(YOUR OBJECTIVE):
Pictures do not belong in the copy. Return all of the entries exactly.

(PROVIDED DATA):
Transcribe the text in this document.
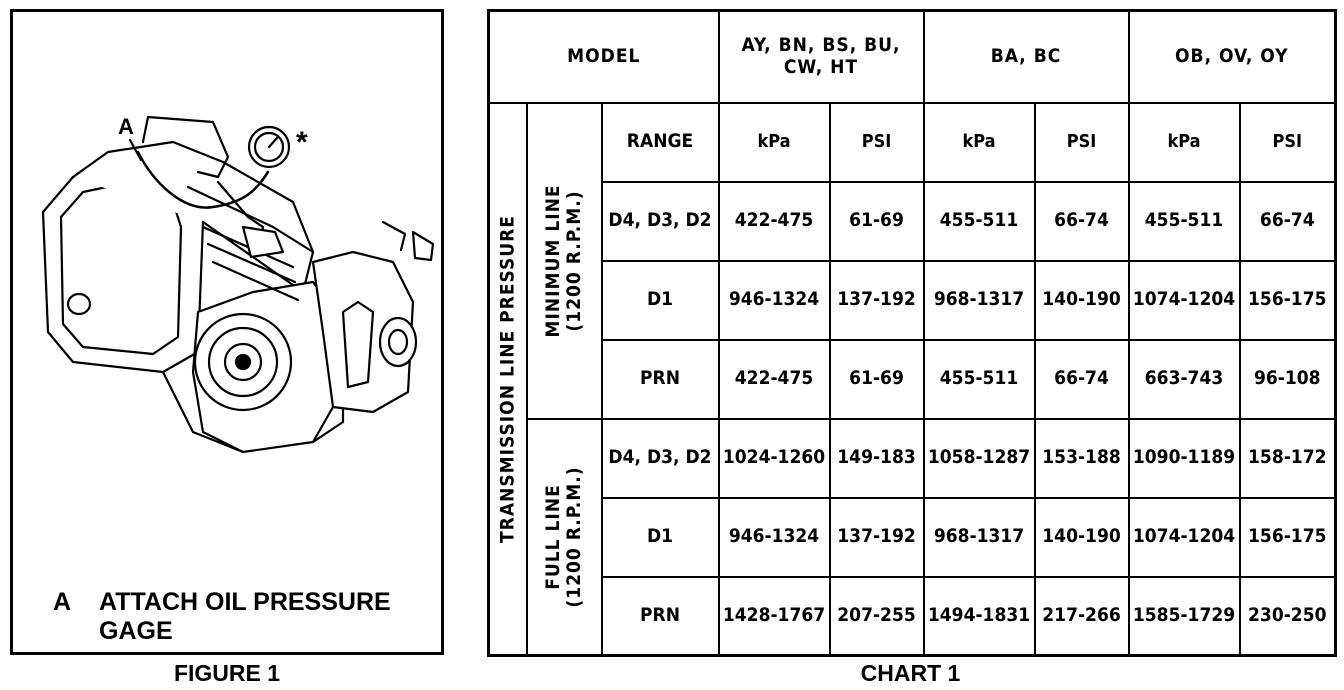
A	*
A ATTACH OIL PRESSURE GAGE
FIGURE 1
MODEL			AY, BN, BS, BU, CW, HT		BA, BC		OB, OV, OY	

TRANSMISSION LINE PRESSURE	MINIMUM LINE
(1200 R.P.M.)	RANGE	kPa	PSI	kPa	PSI	kPa	PSI
		D4, D3, D2	422-475	61-69	455-511	66-74	455-511	66-74
		D1	946-1324	137-192	968-1317	140-190	1074-1204	156-175
		PRN	422-475	61-69	455-511	66-74	663-743	96-108

	FULL LINE
(1200 R.P.M.)	D4, D3, D2	1024-1260	149-183	1058-1287	153-188	1090-1189	158-172
		D1	946-1324	137-192	968-1317	140-190	1074-1204	156-175
		PRN	1428-1767	207-255	1494-1831	217-266	1585-1729	230-250
CHART 1
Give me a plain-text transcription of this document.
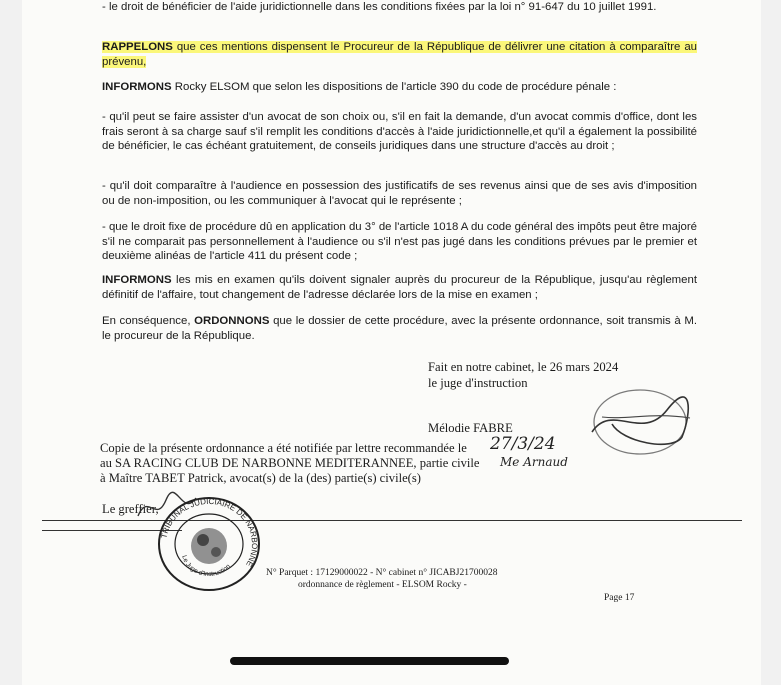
- le droit de bénéficier de l'aide juridictionnelle dans les conditions fixées par la loi n° 91-647 du 10 juillet 1991.
RAPPELONS que ces mentions dispensent le Procureur de la République de délivrer une citation à comparaître au prévenu,
INFORMONS Rocky ELSOM que selon les dispositions de l'article 390 du code de procédure pénale :
- qu'il peut se faire assister d'un avocat de son choix ou, s'il en fait la demande, d'un avocat commis d'office, dont les frais seront à sa charge sauf s'il remplit les conditions d'accès à l'aide juridictionnelle,et qu'il a également la possibilité de bénéficier, le cas échéant gratuitement, de conseils juridiques dans une structure d'accès au droit ;
- qu'il doit comparaître à l'audience en possession des justificatifs de ses revenus ainsi que de ses avis d'imposition ou de non-imposition, ou les communiquer à l'avocat qui le représente ;
- que le droit fixe de procédure dû en application du 3° de l'article 1018 A du code général des impôts peut être majoré s'il ne comparait pas personnellement à l'audience ou s'il n'est pas jugé dans les conditions prévues par le premier et deuxième alinéas de l'article 411 du présent code ;
INFORMONS les mis en examen qu'ils doivent signaler auprès du procureur de la République, jusqu'au règlement définitif de l'affaire, tout changement de l'adresse déclarée lors de la mise en examen ;
En conséquence, ORDONNONS que le dossier de cette procédure, avec la présente ordonnance, soit transmis à M. le procureur de la République.
Fait en notre cabinet, le 26 mars 2024
le juge d'instruction
Mélodie FABRE
Copie de la présente ordonnance a été notifiée par lettre recommandée le 27/3/24
au SA RACING CLUB DE NARBONNE MEDITERANNEE, partie civile Me Arnaud
à Maître TABET Patrick, avocat(s) de la (des) partie(s) civile(s)
Le greffier,
TRIBUNAL JUDICIAIRE DE NARBONNE
Le Juge d'Instruction
N° Parquet : 17129000022 - N° cabinet n° JICABJ21700028
ordonnance de règlement - ELSOM Rocky -
Page 17
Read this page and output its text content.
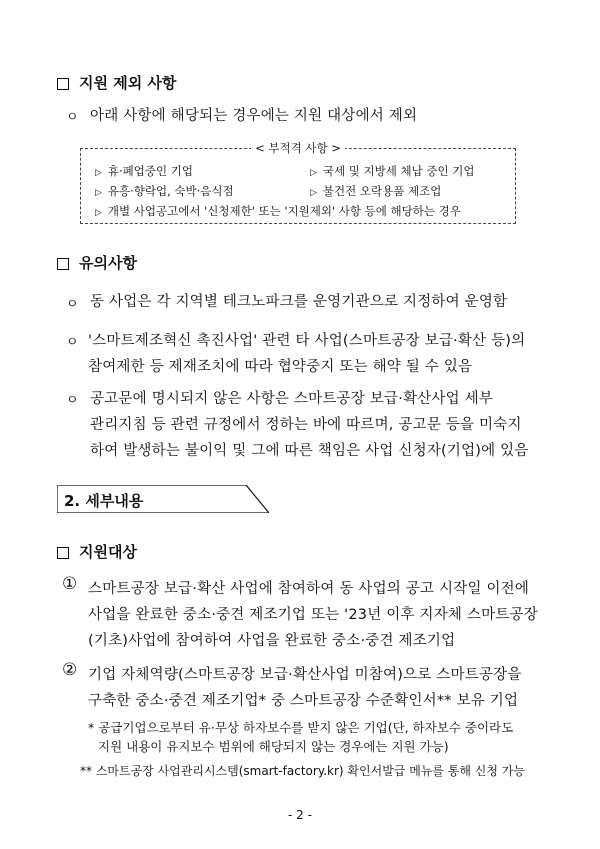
지원 제외 사항
ㅇ 아래 사항에 해당되는 경우에는 지원 대상에서 제외
< 부적격 사항 >
▷ 휴·폐업중인 기업	▷ 국세 및 지방세 체납 중인 기업
▷ 유흥·향락업, 숙박·음식점	▷ 불건전 오락용품 제조업
▷ 개별 사업공고에서 '신청제한' 또는 '지원제외' 사항 등에 해당하는 경우
유의사항
ㅇ 동 사업은 각 지역별 테크노파크를 운영기관으로 지정하여 운영함
ㅇ '스마트제조혁신 촉진사업' 관련 타 사업(스마트공장 보급·확산 등)의
참여제한 등 제재조치에 따라 협약중지 또는 해약 될 수 있음
ㅇ 공고문에 명시되지 않은 사항은 스마트공장 보급·확산사업 세부
관리지침 등 관련 규정에서 정하는 바에 따르며, 공고문 등을 미숙지
하여 발생하는 불이익 및 그에 따른 책임은 사업 신청자(기업)에 있음
2. 세부내용
지원대상
① 스마트공장 보급·확산 사업에 참여하여 동 사업의 공고 시작일 이전에
사업을 완료한 중소·중견 제조기업 또는 '23년 이후 지자체 스마트공장
(기초)사업에 참여하여 사업을 완료한 중소·중견 제조기업
② 기업 자체역량(스마트공장 보급·확산사업 미참여)으로 스마트공장을
구축한 중소·중견 제조기업* 중 스마트공장 수준확인서** 보유 기업
* 공급기업으로부터 유·무상 하자보수를 받지 않은 기업(단, 하자보수 중이라도
지원 내용이 유지보수 범위에 해당되지 않는 경우에는 지원 가능)
** 스마트공장 사업관리시스템(smart-factory.kr) 확인서발급 메뉴를 통해 신청 가능
- 2 -
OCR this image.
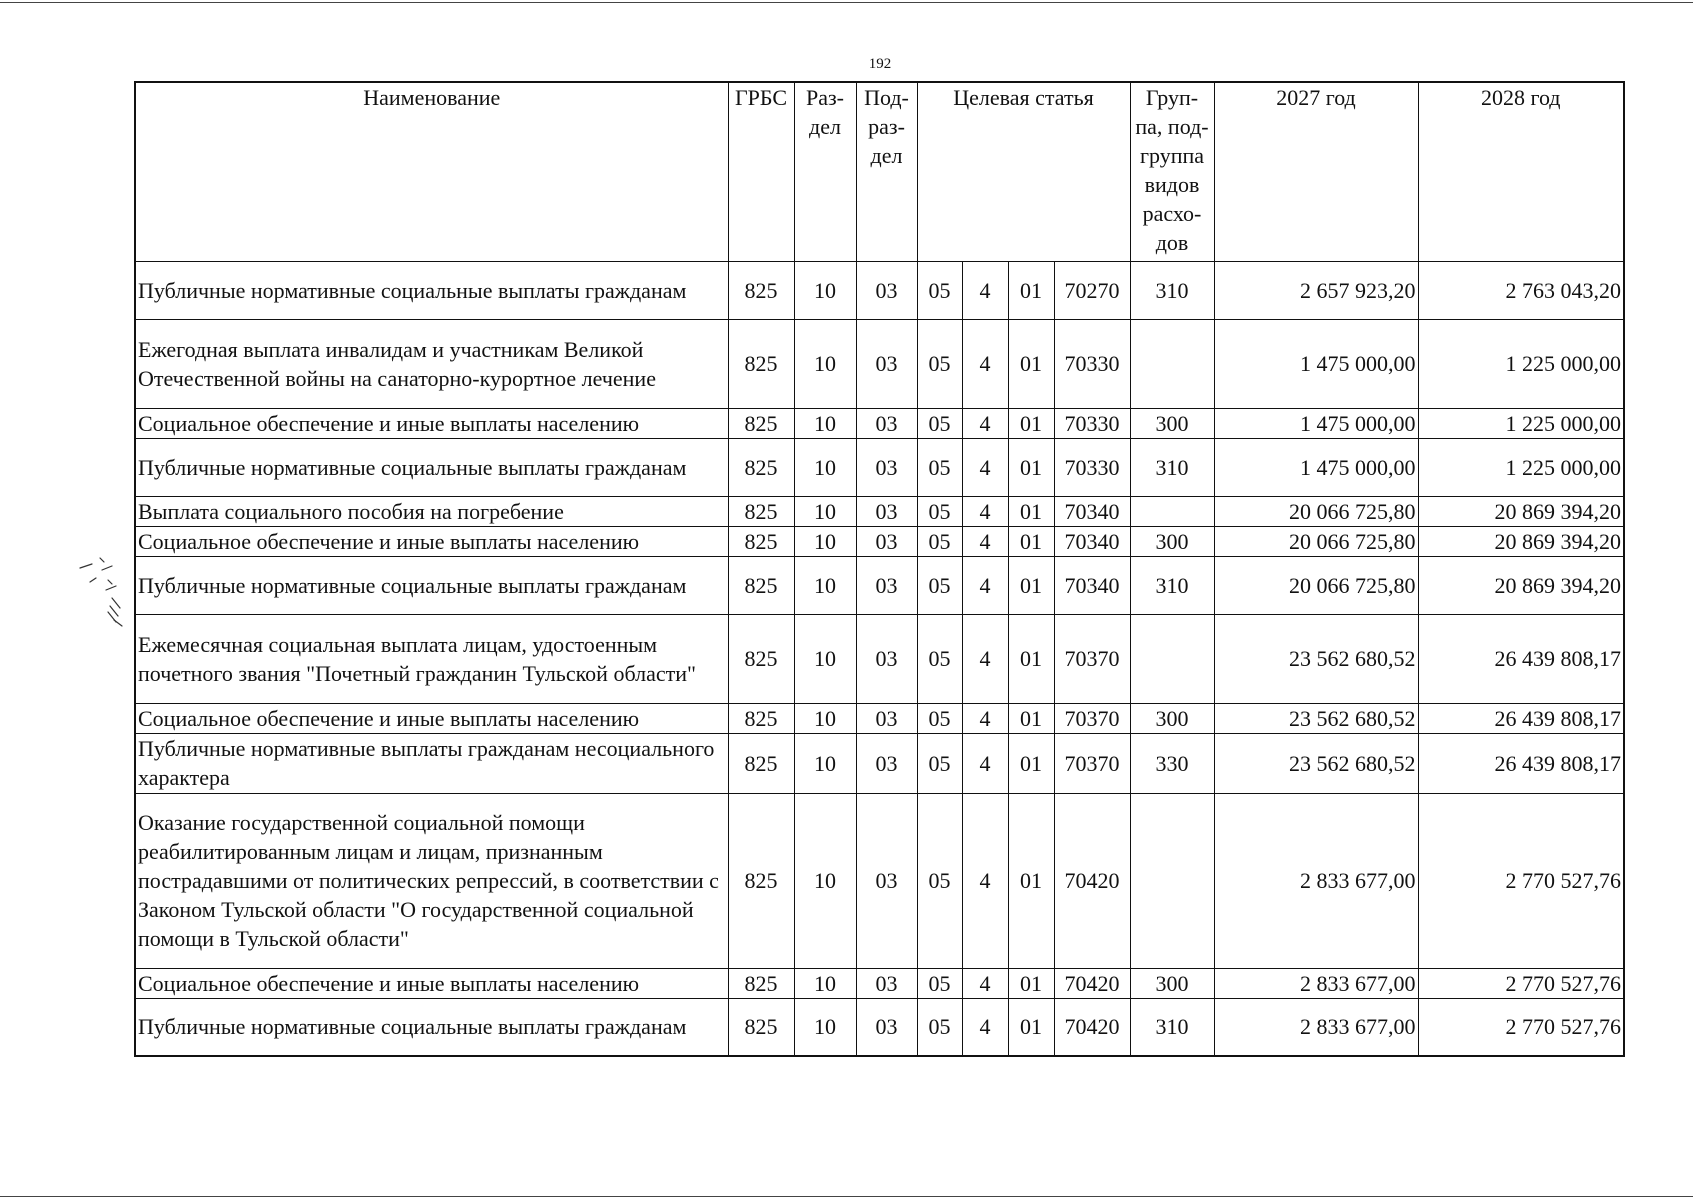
192
Наименование	ГРБС	Раз-дел	Под-раз-дел	Целевая статья				Груп-па, под-группа видов расхо-дов	2027 год	2028 год
Публичные нормативные социальные выплаты гражданам	825	10	03	05	4	01	70270	310	2 657 923,20	2 763 043,20
Ежегодная выплата инвалидам и участникам Великой Отечественной войны на санаторно-курортное лечение	825	10	03	05	4	01	70330		1 475 000,00	1 225 000,00
Социальное обеспечение и иные выплаты населению	825	10	03	05	4	01	70330	300	1 475 000,00	1 225 000,00
Публичные нормативные социальные выплаты гражданам	825	10	03	05	4	01	70330	310	1 475 000,00	1 225 000,00
Выплата социального пособия на погребение	825	10	03	05	4	01	70340		20 066 725,80	20 869 394,20
Социальное обеспечение и иные выплаты населению	825	10	03	05	4	01	70340	300	20 066 725,80	20 869 394,20
Публичные нормативные социальные выплаты гражданам	825	10	03	05	4	01	70340	310	20 066 725,80	20 869 394,20
Ежемесячная социальная выплата лицам, удостоенным почетного звания "Почетный гражданин Тульской области"	825	10	03	05	4	01	70370		23 562 680,52	26 439 808,17
Социальное обеспечение и иные выплаты населению	825	10	03	05	4	01	70370	300	23 562 680,52	26 439 808,17
Публичные нормативные выплаты гражданам несоциального характера	825	10	03	05	4	01	70370	330	23 562 680,52	26 439 808,17
Оказание государственной социальной помощи реабилитированным лицам и лицам, признанным пострадавшими от политических репрессий, в соответствии с Законом Тульской области "О государственной социальной помощи в Тульской области"	825	10	03	05	4	01	70420		2 833 677,00	2 770 527,76
Социальное обеспечение и иные выплаты населению	825	10	03	05	4	01	70420	300	2 833 677,00	2 770 527,76
Публичные нормативные социальные выплаты гражданам	825	10	03	05	4	01	70420	310	2 833 677,00	2 770 527,76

(EXERCISE SOLUTION):
Transcribe the text in this document.
A	*
A ATTACH OIL PRESSURE GAGE
FIGURE 1
MODEL			AY, BN, BS, BU, CW, HT		BA, BC		OB, OV, OY	

TRANSMISSION LINE PRESSURE	MINIMUM LINE
(1200 R.P.M.)	RANGE	kPa	PSI	kPa	PSI	kPa	PSI
		D4, D3, D2	422-475	61-69	455-511	66-74	455-511	66-74
		D1	946-1324	137-192	968-1317	140-190	1074-1204	156-175
		PRN	422-475	61-69	455-511	66-74	663-743	96-108

	FULL LINE
(1200 R.P.M.)	D4, D3, D2	1024-1260	149-183	1058-1287	153-188	1090-1189	158-172
		D1	946-1324	137-192	968-1317	140-190	1074-1204	156-175
		PRN	1428-1767	207-255	1494-1831	217-266	1585-1729	230-250
CHART 1
Give me a plain-text transcription of this document.
- le droit de bénéficier de l'aide juridictionnelle dans les conditions fixées par la loi n° 91-647 du 10 juillet 1991.
RAPPELONS que ces mentions dispensent le Procureur de la République de délivrer une citation à comparaître au prévenu,
INFORMONS Rocky ELSOM que selon les dispositions de l'article 390 du code de procédure pénale :
- qu'il peut se faire assister d'un avocat de son choix ou, s'il en fait la demande, d'un avocat commis d'office, dont les frais seront à sa charge sauf s'il remplit les conditions d'accès à l'aide juridictionnelle,et qu'il a également la possibilité de bénéficier, le cas échéant gratuitement, de conseils juridiques dans une structure d'accès au droit ;
- qu'il doit comparaître à l'audience en possession des justificatifs de ses revenus ainsi que de ses avis d'imposition ou de non-imposition, ou les communiquer à l'avocat qui le représente ;
- que le droit fixe de procédure dû en application du 3° de l'article 1018 A du code général des impôts peut être majoré s'il ne comparait pas personnellement à l'audience ou s'il n'est pas jugé dans les conditions prévues par le premier et deuxième alinéas de l'article 411 du présent code ;
INFORMONS les mis en examen qu'ils doivent signaler auprès du procureur de la République, jusqu'au règlement définitif de l'affaire, tout changement de l'adresse déclarée lors de la mise en examen ;
En conséquence, ORDONNONS que le dossier de cette procédure, avec la présente ordonnance, soit transmis à M. le procureur de la République.
Fait en notre cabinet, le 26 mars 2024
le juge d'instruction
Mélodie FABRE
Copie de la présente ordonnance a été notifiée par lettre recommandée le 27/3/24
au SA RACING CLUB DE NARBONNE MEDITERANNEE, partie civile Me Arnaud
à Maître TABET Patrick, avocat(s) de la (des) partie(s) civile(s)
Le greffier,
TRIBUNAL JUDICIAIRE DE NARBONNE
Le Juge d'Instruction
N° Parquet : 17129000022 - N° cabinet n° JICABJ21700028
ordonnance de règlement - ELSOM Rocky -
Page 17
Read this page and output its text content.
지원 제외 사항
ㅇ 아래 사항에 해당되는 경우에는 지원 대상에서 제외
< 부적격 사항 >
▷ 휴·폐업중인 기업	▷ 국세 및 지방세 체납 중인 기업
▷ 유흥·향락업, 숙박·음식점	▷ 불건전 오락용품 제조업
▷ 개별 사업공고에서 '신청제한' 또는 '지원제외' 사항 등에 해당하는 경우
유의사항
ㅇ 동 사업은 각 지역별 테크노파크를 운영기관으로 지정하여 운영함
ㅇ '스마트제조혁신 촉진사업' 관련 타 사업(스마트공장 보급·확산 등)의
참여제한 등 제재조치에 따라 협약중지 또는 해약 될 수 있음
ㅇ 공고문에 명시되지 않은 사항은 스마트공장 보급·확산사업 세부
관리지침 등 관련 규정에서 정하는 바에 따르며, 공고문 등을 미숙지
하여 발생하는 불이익 및 그에 따른 책임은 사업 신청자(기업)에 있음
2. 세부내용
지원대상
① 스마트공장 보급·확산 사업에 참여하여 동 사업의 공고 시작일 이전에
사업을 완료한 중소·중견 제조기업 또는 '23년 이후 지자체 스마트공장
(기초)사업에 참여하여 사업을 완료한 중소·중견 제조기업
② 기업 자체역량(스마트공장 보급·확산사업 미참여)으로 스마트공장을
구축한 중소·중견 제조기업* 중 스마트공장 수준확인서** 보유 기업
* 공급기업으로부터 유·무상 하자보수를 받지 않은 기업(단, 하자보수 중이라도
지원 내용이 유지보수 범위에 해당되지 않는 경우에는 지원 가능)
** 스마트공장 사업관리시스템(smart-factory.kr) 확인서발급 메뉴를 통해 신청 가능
- 2 -
OCR this image.
192
Наименование	ГРБС	Раз-дел	Под-раз-дел	Целевая статья				Груп-па, под-группа видов расхо-дов	2027 год	2028 год
Публичные нормативные социальные выплаты гражданам	825	10	03	05	4	01	70270	310	2 657 923,20	2 763 043,20
Ежегодная выплата инвалидам и участникам Великой Отечественной войны на санаторно-курортное лечение	825	10	03	05	4	01	70330		1 475 000,00	1 225 000,00
Социальное обеспечение и иные выплаты населению	825	10	03	05	4	01	70330	300	1 475 000,00	1 225 000,00
Публичные нормативные социальные выплаты гражданам	825	10	03	05	4	01	70330	310	1 475 000,00	1 225 000,00
Выплата социального пособия на погребение	825	10	03	05	4	01	70340		20 066 725,80	20 869 394,20
Социальное обеспечение и иные выплаты населению	825	10	03	05	4	01	70340	300	20 066 725,80	20 869 394,20
Публичные нормативные социальные выплаты гражданам	825	10	03	05	4	01	70340	310	20 066 725,80	20 869 394,20
Ежемесячная социальная выплата лицам, удостоенным почетного звания "Почетный гражданин Тульской области"	825	10	03	05	4	01	70370		23 562 680,52	26 439 808,17
Социальное обеспечение и иные выплаты населению	825	10	03	05	4	01	70370	300	23 562 680,52	26 439 808,17
Публичные нормативные выплаты гражданам несоциального характера	825	10	03	05	4	01	70370	330	23 562 680,52	26 439 808,17
Оказание государственной социальной помощи реабилитированным лицам и лицам, признанным пострадавшими от политических репрессий, в соответствии с Законом Тульской области "О государственной социальной помощи в Тульской области"	825	10	03	05	4	01	70420		2 833 677,00	2 770 527,76
Социальное обеспечение и иные выплаты населению	825	10	03	05	4	01	70420	300	2 833 677,00	2 770 527,76
Публичные нормативные социальные выплаты гражданам	825	10	03	05	4	01	70420	310	2 833 677,00	2 770 527,76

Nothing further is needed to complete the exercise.